Items from a data source:
--- begin ---
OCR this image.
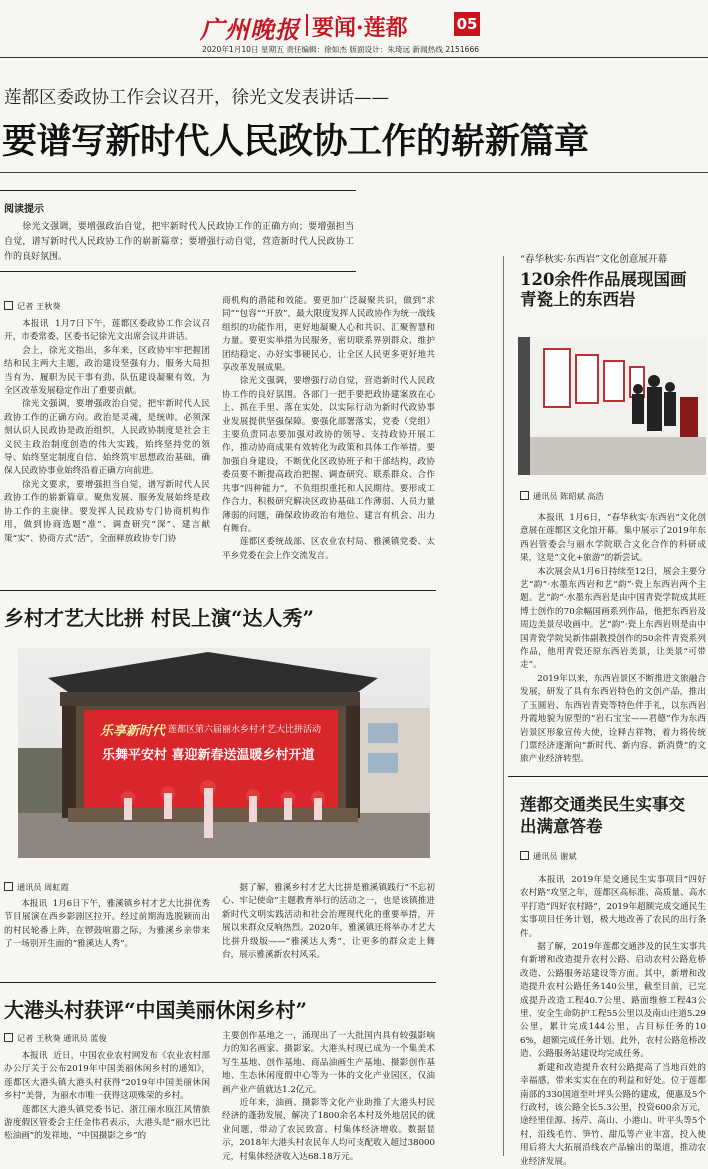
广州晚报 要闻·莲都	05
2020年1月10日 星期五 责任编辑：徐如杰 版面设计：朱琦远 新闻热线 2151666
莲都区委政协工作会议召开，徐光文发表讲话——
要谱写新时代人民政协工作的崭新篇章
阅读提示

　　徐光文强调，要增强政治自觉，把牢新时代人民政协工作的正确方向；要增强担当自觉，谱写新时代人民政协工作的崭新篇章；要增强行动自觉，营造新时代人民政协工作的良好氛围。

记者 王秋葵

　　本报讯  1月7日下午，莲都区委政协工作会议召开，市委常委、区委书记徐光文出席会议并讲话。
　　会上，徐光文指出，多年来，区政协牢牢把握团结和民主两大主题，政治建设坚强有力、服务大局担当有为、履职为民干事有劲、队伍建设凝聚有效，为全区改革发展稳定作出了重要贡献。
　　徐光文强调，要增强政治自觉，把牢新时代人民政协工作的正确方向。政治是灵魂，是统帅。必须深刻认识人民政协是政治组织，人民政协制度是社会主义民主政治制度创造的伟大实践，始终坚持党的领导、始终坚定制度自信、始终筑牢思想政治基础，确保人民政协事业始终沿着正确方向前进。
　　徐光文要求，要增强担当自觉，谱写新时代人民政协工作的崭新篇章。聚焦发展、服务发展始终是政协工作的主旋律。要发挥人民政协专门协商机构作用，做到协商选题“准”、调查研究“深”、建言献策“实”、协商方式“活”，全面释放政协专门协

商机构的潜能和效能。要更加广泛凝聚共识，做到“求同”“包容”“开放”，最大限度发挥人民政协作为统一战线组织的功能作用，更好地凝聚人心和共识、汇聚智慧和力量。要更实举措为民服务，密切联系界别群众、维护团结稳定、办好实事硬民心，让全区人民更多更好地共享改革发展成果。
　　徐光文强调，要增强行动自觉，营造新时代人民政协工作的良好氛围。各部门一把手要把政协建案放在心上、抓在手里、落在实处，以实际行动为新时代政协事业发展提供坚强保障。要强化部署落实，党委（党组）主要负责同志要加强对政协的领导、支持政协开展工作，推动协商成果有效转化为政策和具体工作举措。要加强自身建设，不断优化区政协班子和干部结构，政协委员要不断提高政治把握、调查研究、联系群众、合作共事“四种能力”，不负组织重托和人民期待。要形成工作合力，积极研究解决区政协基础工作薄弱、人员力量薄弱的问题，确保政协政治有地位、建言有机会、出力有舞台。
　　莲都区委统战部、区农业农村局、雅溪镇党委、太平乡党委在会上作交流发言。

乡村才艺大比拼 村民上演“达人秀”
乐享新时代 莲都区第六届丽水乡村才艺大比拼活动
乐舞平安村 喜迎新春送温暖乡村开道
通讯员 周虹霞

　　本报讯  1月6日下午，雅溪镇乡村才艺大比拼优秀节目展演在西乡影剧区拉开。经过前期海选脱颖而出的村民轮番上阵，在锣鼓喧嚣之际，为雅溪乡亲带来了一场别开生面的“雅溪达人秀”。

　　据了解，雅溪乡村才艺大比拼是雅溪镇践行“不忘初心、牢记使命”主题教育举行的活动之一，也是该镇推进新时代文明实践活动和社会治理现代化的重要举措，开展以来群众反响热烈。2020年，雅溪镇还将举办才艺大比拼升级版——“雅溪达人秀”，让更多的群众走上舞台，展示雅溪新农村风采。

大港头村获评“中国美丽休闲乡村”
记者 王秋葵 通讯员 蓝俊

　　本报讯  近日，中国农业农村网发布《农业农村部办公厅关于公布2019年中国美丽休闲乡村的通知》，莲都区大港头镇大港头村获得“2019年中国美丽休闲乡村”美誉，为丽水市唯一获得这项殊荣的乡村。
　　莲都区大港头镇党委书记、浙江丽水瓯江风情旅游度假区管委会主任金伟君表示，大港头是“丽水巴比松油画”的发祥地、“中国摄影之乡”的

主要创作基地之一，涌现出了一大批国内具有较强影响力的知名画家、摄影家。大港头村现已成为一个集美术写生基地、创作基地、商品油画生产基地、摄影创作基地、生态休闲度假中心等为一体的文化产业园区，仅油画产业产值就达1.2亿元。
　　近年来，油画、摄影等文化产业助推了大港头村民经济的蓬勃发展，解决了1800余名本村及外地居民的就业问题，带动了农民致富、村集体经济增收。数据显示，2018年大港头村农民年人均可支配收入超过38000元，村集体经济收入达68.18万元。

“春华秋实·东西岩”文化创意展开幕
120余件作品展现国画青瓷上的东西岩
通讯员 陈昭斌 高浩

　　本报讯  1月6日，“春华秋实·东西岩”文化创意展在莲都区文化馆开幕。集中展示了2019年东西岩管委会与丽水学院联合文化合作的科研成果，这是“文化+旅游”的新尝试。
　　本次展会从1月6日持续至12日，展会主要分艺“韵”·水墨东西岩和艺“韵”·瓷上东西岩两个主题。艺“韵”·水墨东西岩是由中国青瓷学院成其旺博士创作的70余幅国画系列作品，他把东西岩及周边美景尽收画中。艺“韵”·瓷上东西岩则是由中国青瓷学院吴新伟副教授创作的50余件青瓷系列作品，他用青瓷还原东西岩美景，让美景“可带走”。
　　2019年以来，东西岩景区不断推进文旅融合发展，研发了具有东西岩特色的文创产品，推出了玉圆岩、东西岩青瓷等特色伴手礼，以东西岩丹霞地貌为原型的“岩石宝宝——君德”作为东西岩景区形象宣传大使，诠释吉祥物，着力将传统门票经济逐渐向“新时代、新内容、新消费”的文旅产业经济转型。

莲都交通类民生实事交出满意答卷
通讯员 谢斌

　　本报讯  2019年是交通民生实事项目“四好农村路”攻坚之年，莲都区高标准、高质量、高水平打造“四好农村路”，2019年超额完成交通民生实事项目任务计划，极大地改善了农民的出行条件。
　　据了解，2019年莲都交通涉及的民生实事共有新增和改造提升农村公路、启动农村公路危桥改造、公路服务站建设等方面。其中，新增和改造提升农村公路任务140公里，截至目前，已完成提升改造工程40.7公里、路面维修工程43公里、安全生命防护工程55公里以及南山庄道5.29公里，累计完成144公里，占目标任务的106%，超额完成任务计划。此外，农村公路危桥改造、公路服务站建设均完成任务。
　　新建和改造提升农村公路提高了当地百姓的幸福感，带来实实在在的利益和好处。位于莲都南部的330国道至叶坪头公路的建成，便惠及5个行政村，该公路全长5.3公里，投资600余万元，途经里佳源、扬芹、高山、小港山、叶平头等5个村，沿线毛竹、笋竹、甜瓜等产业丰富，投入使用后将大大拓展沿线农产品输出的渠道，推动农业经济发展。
--- end ---
--- begin ---
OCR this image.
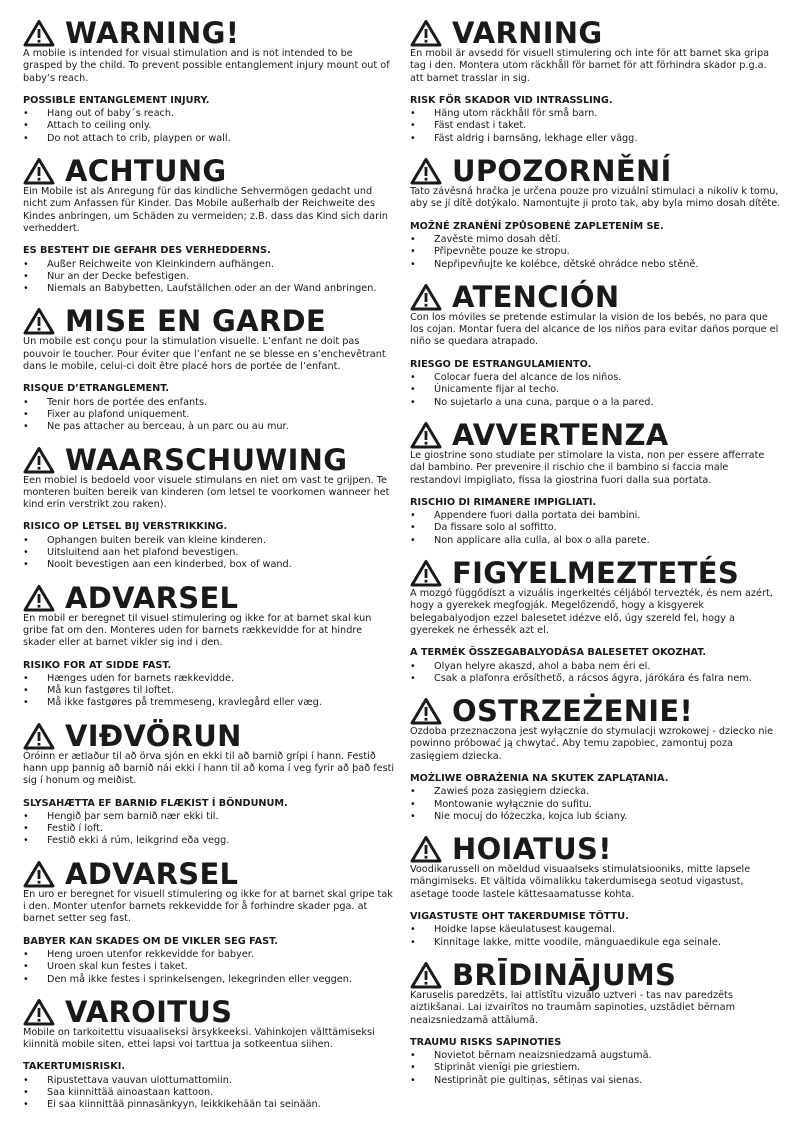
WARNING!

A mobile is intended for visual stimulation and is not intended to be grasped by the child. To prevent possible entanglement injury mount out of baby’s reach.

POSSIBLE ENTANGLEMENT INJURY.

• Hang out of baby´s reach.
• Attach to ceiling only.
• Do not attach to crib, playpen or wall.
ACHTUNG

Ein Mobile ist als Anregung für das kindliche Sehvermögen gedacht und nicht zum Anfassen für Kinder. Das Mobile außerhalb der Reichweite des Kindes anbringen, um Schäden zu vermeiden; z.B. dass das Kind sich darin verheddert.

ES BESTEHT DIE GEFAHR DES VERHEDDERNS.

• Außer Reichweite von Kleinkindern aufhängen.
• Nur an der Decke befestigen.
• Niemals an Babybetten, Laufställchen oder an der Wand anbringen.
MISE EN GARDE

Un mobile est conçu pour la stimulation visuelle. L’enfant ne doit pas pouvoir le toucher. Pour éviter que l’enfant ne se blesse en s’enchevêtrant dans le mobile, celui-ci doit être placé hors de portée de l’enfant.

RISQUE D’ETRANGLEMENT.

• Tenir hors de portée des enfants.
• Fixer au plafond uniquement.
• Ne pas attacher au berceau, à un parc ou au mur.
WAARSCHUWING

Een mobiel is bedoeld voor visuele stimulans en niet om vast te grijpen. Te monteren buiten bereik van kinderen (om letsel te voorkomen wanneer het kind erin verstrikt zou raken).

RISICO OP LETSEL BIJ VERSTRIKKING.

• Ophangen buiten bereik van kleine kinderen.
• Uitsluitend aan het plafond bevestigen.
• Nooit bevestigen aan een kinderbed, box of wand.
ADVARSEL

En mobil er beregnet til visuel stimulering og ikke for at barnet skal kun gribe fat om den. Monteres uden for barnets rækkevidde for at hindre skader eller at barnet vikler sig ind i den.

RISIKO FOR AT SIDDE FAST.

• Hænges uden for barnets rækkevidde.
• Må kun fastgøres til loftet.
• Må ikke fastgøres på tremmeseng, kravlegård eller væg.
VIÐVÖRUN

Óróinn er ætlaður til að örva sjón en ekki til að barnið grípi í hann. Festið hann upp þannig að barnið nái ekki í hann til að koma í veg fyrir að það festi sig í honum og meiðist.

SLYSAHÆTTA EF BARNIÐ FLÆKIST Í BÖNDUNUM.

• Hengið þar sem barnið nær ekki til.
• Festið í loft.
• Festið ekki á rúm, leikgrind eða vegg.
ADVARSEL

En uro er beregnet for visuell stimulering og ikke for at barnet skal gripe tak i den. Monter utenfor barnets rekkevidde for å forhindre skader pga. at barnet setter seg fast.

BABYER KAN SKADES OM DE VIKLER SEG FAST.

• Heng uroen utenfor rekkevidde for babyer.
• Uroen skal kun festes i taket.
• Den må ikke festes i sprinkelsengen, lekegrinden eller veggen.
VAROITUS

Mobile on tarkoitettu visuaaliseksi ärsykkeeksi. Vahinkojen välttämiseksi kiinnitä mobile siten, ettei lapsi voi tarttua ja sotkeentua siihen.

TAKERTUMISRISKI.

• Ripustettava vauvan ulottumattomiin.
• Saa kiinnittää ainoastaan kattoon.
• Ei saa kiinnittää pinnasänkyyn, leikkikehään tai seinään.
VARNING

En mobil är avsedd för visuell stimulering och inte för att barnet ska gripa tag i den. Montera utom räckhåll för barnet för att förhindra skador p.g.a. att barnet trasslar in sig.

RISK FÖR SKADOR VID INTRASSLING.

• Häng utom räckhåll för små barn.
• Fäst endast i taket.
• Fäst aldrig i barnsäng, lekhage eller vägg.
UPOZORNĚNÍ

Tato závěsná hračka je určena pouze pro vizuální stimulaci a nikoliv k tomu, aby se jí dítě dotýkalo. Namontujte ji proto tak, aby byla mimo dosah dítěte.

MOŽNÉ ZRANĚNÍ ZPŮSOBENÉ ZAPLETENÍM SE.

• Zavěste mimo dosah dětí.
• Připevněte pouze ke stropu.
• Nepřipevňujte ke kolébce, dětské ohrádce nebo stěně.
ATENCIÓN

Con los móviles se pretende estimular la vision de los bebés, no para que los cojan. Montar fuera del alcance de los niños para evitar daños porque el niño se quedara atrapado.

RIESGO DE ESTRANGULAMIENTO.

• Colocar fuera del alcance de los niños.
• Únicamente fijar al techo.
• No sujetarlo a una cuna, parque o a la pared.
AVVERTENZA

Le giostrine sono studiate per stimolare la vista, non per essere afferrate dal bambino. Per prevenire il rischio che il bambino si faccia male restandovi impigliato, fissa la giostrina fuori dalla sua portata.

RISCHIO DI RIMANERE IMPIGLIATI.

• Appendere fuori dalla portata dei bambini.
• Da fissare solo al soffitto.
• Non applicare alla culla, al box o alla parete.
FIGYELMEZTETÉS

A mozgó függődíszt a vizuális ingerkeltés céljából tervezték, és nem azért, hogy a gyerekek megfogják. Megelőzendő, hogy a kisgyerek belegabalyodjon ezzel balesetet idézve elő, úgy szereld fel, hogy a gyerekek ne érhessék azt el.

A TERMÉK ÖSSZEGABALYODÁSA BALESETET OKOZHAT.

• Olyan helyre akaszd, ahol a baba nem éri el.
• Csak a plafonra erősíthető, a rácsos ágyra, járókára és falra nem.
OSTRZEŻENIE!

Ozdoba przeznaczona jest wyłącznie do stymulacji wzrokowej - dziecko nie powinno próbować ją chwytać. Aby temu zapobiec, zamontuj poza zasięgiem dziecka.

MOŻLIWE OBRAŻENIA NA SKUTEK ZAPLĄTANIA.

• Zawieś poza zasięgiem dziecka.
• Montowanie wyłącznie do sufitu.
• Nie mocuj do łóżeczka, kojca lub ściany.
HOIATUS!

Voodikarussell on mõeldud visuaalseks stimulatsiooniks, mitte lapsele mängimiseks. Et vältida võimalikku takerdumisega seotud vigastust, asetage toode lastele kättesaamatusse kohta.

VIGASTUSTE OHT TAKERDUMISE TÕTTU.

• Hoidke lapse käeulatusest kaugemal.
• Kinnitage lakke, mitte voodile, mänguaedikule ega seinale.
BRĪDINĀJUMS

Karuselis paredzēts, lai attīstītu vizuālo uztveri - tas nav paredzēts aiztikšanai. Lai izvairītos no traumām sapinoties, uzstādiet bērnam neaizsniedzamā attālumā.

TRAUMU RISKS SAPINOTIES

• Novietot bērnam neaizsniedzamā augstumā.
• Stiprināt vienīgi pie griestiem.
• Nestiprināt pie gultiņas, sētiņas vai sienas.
--- end ---
### The problem
Figure out how many lines above include the string "wyłącznie", then report that number and nothing else.

### Result
2